Work to do:
Repeat the material exactly as it appears.

[A block of data]
++++++++++++++++++++

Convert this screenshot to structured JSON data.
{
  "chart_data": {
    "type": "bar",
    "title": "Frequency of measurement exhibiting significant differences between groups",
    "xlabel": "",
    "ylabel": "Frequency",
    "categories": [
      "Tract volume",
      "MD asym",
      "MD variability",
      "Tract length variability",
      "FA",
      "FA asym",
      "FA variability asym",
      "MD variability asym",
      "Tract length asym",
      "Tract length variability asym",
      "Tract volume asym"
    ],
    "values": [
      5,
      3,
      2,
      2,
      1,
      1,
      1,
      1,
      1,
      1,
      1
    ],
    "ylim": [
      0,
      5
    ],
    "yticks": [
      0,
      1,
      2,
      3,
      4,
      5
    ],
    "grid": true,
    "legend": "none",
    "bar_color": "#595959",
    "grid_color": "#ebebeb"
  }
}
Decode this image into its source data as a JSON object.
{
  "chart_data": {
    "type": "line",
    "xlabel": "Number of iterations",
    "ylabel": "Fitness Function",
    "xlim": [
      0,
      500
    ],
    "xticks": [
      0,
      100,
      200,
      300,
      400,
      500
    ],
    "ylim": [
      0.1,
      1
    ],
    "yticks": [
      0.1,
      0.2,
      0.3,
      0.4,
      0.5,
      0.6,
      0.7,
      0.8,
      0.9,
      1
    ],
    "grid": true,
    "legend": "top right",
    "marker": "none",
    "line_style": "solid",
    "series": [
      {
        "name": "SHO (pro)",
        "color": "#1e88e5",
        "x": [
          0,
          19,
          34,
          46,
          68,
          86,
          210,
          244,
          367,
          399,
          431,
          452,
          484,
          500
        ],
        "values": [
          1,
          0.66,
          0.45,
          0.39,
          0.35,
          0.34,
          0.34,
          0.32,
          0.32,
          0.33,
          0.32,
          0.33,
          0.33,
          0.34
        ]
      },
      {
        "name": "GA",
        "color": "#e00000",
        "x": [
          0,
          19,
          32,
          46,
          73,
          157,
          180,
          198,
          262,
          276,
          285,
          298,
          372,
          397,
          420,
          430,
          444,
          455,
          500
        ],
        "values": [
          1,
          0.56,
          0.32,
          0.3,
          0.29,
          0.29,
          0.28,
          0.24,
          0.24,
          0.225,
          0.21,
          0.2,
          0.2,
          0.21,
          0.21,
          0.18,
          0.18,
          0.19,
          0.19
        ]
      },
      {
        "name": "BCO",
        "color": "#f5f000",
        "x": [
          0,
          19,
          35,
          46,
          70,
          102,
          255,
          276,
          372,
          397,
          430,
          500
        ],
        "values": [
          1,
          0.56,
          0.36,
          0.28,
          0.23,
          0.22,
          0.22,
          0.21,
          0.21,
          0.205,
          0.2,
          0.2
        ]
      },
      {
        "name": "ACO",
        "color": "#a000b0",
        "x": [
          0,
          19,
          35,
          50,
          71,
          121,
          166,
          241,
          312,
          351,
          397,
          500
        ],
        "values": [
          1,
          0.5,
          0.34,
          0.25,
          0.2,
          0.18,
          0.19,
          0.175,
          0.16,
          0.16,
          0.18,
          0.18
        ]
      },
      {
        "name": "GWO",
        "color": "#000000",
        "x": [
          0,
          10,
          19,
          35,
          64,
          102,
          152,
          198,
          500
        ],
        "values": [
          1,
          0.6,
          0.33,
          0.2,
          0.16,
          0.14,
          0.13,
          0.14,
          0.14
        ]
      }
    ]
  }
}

++++++++++++++++++++

Exercise answer:
Convert this screenshot to structured JSON data.
{
  "chart_data": {
    "type": "bar",
    "title": "Frequency of measurement exhibiting significant differences between groups",
    "xlabel": "",
    "ylabel": "Frequency",
    "categories": [
      "Tract volume",
      "MD asym",
      "MD variability",
      "Tract length variability",
      "FA",
      "FA asym",
      "FA variability asym",
      "MD variability asym",
      "Tract length asym",
      "Tract length variability asym",
      "Tract volume asym"
    ],
    "values": [
      5,
      3,
      2,
      2,
      1,
      1,
      1,
      1,
      1,
      1,
      1
    ],
    "ylim": [
      0,
      5
    ],
    "yticks": [
      0,
      1,
      2,
      3,
      4,
      5
    ],
    "grid": true,
    "legend": "none",
    "bar_color": "#595959",
    "grid_color": "#ebebeb"
  }
}
Decode this image into its source data as a JSON object.
{
  "chart_data": {
    "type": "line",
    "xlabel": "Number of iterations",
    "ylabel": "Fitness Function",
    "xlim": [
      0,
      500
    ],
    "xticks": [
      0,
      100,
      200,
      300,
      400,
      500
    ],
    "ylim": [
      0.1,
      1
    ],
    "yticks": [
      0.1,
      0.2,
      0.3,
      0.4,
      0.5,
      0.6,
      0.7,
      0.8,
      0.9,
      1
    ],
    "grid": true,
    "legend": "top right",
    "marker": "none",
    "line_style": "solid",
    "series": [
      {
        "name": "SHO (pro)",
        "color": "#1e88e5",
        "x": [
          0,
          19,
          34,
          46,
          68,
          86,
          210,
          244,
          367,
          399,
          431,
          452,
          484,
          500
        ],
        "values": [
          1,
          0.66,
          0.45,
          0.39,
          0.35,
          0.34,
          0.34,
          0.32,
          0.32,
          0.33,
          0.32,
          0.33,
          0.33,
          0.34
        ]
      },
      {
        "name": "GA",
        "color": "#e00000",
        "x": [
          0,
          19,
          32,
          46,
          73,
          157,
          180,
          198,
          262,
          276,
          285,
          298,
          372,
          397,
          420,
          430,
          444,
          455,
          500
        ],
        "values": [
          1,
          0.56,
          0.32,
          0.3,
          0.29,
          0.29,
          0.28,
          0.24,
          0.24,
          0.225,
          0.21,
          0.2,
          0.2,
          0.21,
          0.21,
          0.18,
          0.18,
          0.19,
          0.19
        ]
      },
      {
        "name": "BCO",
        "color": "#f5f000",
        "x": [
          0,
          19,
          35,
          46,
          70,
          102,
          255,
          276,
          372,
          397,
          430,
          500
        ],
        "values": [
          1,
          0.56,
          0.36,
          0.28,
          0.23,
          0.22,
          0.22,
          0.21,
          0.21,
          0.205,
          0.2,
          0.2
        ]
      },
      {
        "name": "ACO",
        "color": "#a000b0",
        "x": [
          0,
          19,
          35,
          50,
          71,
          121,
          166,
          241,
          312,
          351,
          397,
          500
        ],
        "values": [
          1,
          0.5,
          0.34,
          0.25,
          0.2,
          0.18,
          0.19,
          0.175,
          0.16,
          0.16,
          0.18,
          0.18
        ]
      },
      {
        "name": "GWO",
        "color": "#000000",
        "x": [
          0,
          10,
          19,
          35,
          64,
          102,
          152,
          198,
          500
        ],
        "values": [
          1,
          0.6,
          0.33,
          0.2,
          0.16,
          0.14,
          0.13,
          0.14,
          0.14
        ]
      }
    ]
  }
}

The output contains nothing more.